THE REQUEST:
With the pictures left out, copy the listing below exactly.

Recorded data
* * * * *

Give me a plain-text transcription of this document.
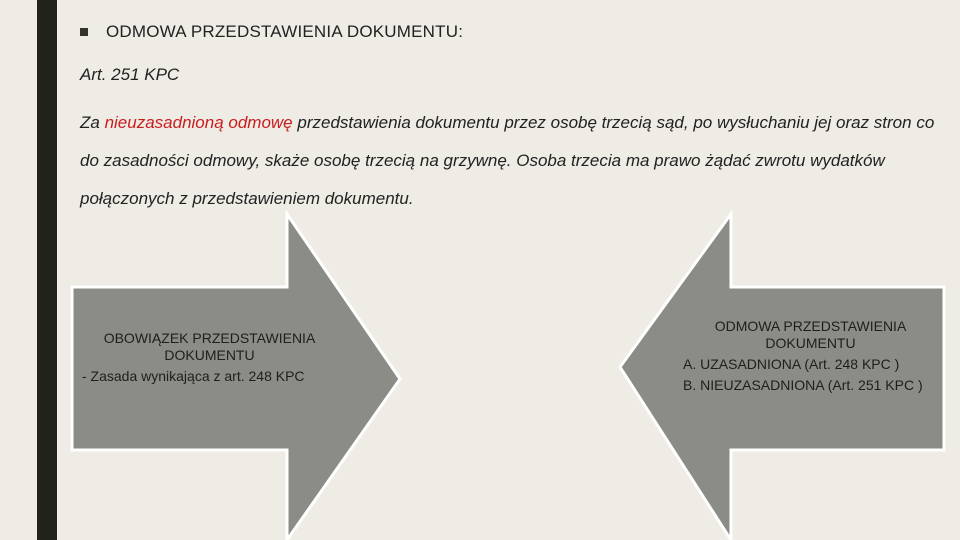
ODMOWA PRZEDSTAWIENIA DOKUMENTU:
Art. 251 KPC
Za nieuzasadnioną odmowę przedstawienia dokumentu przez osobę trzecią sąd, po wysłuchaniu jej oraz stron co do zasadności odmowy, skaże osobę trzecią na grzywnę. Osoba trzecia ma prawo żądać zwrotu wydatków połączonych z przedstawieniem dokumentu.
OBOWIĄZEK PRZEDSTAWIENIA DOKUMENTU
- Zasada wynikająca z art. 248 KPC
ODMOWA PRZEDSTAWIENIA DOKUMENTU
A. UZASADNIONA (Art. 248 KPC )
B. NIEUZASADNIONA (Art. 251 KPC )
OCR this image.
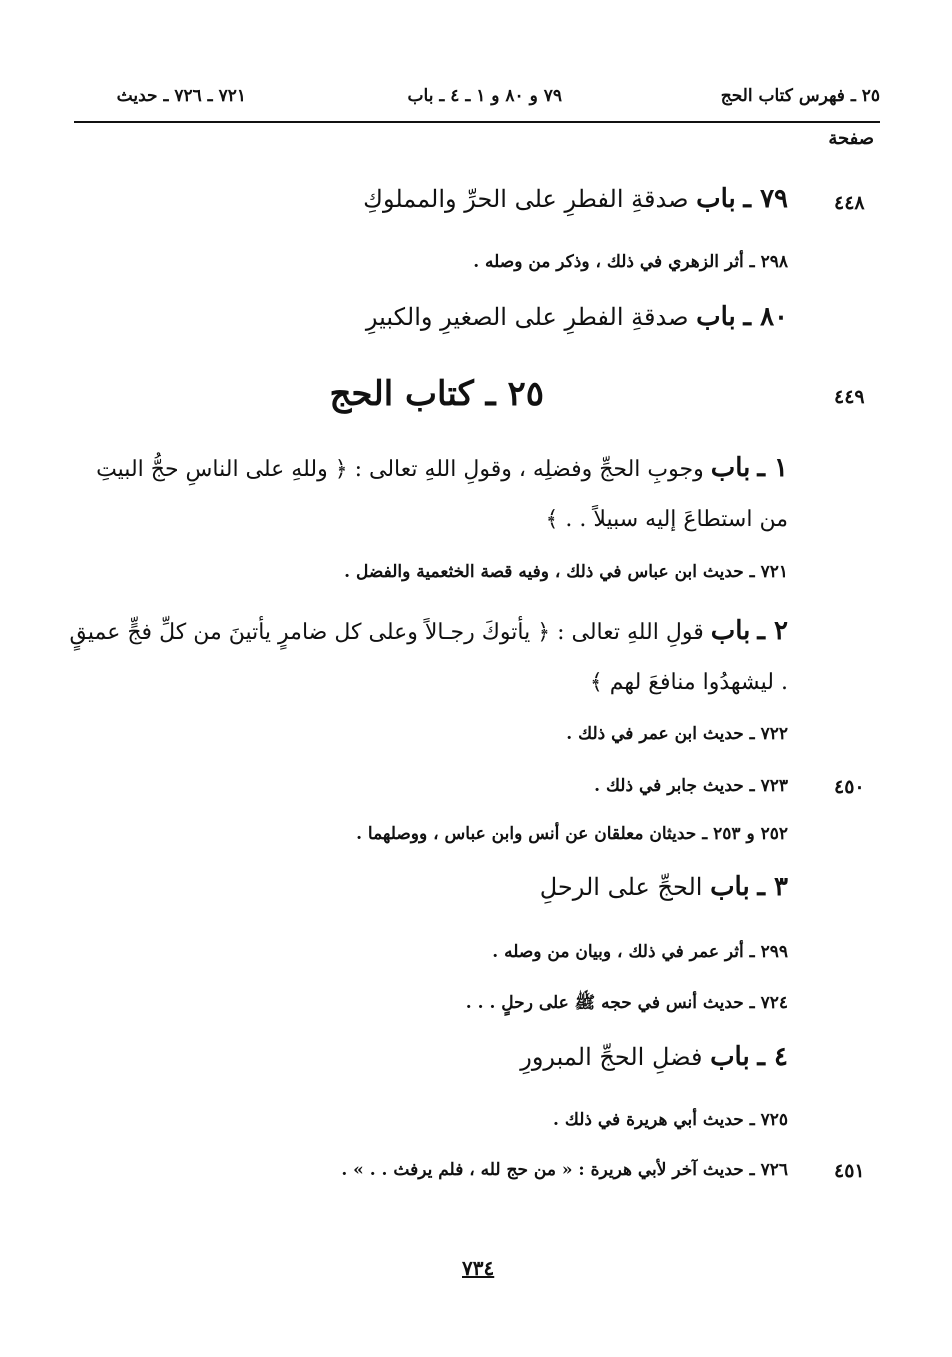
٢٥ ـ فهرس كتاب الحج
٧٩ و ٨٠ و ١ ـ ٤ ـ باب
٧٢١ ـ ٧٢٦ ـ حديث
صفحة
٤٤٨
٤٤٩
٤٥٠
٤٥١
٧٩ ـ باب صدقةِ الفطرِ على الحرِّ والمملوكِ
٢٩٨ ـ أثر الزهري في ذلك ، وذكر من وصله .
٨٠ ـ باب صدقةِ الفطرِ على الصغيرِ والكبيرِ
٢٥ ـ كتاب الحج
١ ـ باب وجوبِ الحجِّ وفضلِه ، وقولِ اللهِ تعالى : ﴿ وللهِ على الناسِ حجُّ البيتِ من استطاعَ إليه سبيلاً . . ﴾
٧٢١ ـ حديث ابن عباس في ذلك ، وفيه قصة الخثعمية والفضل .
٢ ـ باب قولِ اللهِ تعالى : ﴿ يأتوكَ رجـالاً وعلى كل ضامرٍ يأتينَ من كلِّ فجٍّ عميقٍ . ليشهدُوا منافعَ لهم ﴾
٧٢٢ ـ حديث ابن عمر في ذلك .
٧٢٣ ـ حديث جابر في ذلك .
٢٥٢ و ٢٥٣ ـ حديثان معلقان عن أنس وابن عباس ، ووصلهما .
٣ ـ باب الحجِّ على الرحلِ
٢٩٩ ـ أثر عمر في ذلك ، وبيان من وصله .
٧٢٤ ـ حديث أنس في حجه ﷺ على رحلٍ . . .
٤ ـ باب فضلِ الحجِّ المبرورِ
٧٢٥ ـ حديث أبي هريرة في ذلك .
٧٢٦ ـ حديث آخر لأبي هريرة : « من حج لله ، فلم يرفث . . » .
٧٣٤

* * * * *

ANSWER FOR THE TASK:
Give me a plain-text transcription of this document.
ODMOWA PRZEDSTAWIENIA DOKUMENTU:
Art. 251 KPC
Za nieuzasadnioną odmowę przedstawienia dokumentu przez osobę trzecią sąd, po wysłuchaniu jej oraz stron co do zasadności odmowy, skaże osobę trzecią na grzywnę. Osoba trzecia ma prawo żądać zwrotu wydatków połączonych z przedstawieniem dokumentu.
OBOWIĄZEK PRZEDSTAWIENIA DOKUMENTU
- Zasada wynikająca z art. 248 KPC
ODMOWA PRZEDSTAWIENIA DOKUMENTU
A. UZASADNIONA (Art. 248 KPC )
B. NIEUZASADNIONA (Art. 251 KPC )
OCR this image.
٢٥ ـ فهرس كتاب الحج
٧٩ و ٨٠ و ١ ـ ٤ ـ باب
٧٢١ ـ ٧٢٦ ـ حديث
صفحة
٤٤٨
٤٤٩
٤٥٠
٤٥١
٧٩ ـ باب صدقةِ الفطرِ على الحرِّ والمملوكِ
٢٩٨ ـ أثر الزهري في ذلك ، وذكر من وصله .
٨٠ ـ باب صدقةِ الفطرِ على الصغيرِ والكبيرِ
٢٥ ـ كتاب الحج
١ ـ باب وجوبِ الحجِّ وفضلِه ، وقولِ اللهِ تعالى : ﴿ وللهِ على الناسِ حجُّ البيتِ من استطاعَ إليه سبيلاً . . ﴾
٧٢١ ـ حديث ابن عباس في ذلك ، وفيه قصة الخثعمية والفضل .
٢ ـ باب قولِ اللهِ تعالى : ﴿ يأتوكَ رجـالاً وعلى كل ضامرٍ يأتينَ من كلِّ فجٍّ عميقٍ . ليشهدُوا منافعَ لهم ﴾
٧٢٢ ـ حديث ابن عمر في ذلك .
٧٢٣ ـ حديث جابر في ذلك .
٢٥٢ و ٢٥٣ ـ حديثان معلقان عن أنس وابن عباس ، ووصلهما .
٣ ـ باب الحجِّ على الرحلِ
٢٩٩ ـ أثر عمر في ذلك ، وبيان من وصله .
٧٢٤ ـ حديث أنس في حجه ﷺ على رحلٍ . . .
٤ ـ باب فضلِ الحجِّ المبرورِ
٧٢٥ ـ حديث أبي هريرة في ذلك .
٧٢٦ ـ حديث آخر لأبي هريرة : « من حج لله ، فلم يرفث . . » .
٧٣٤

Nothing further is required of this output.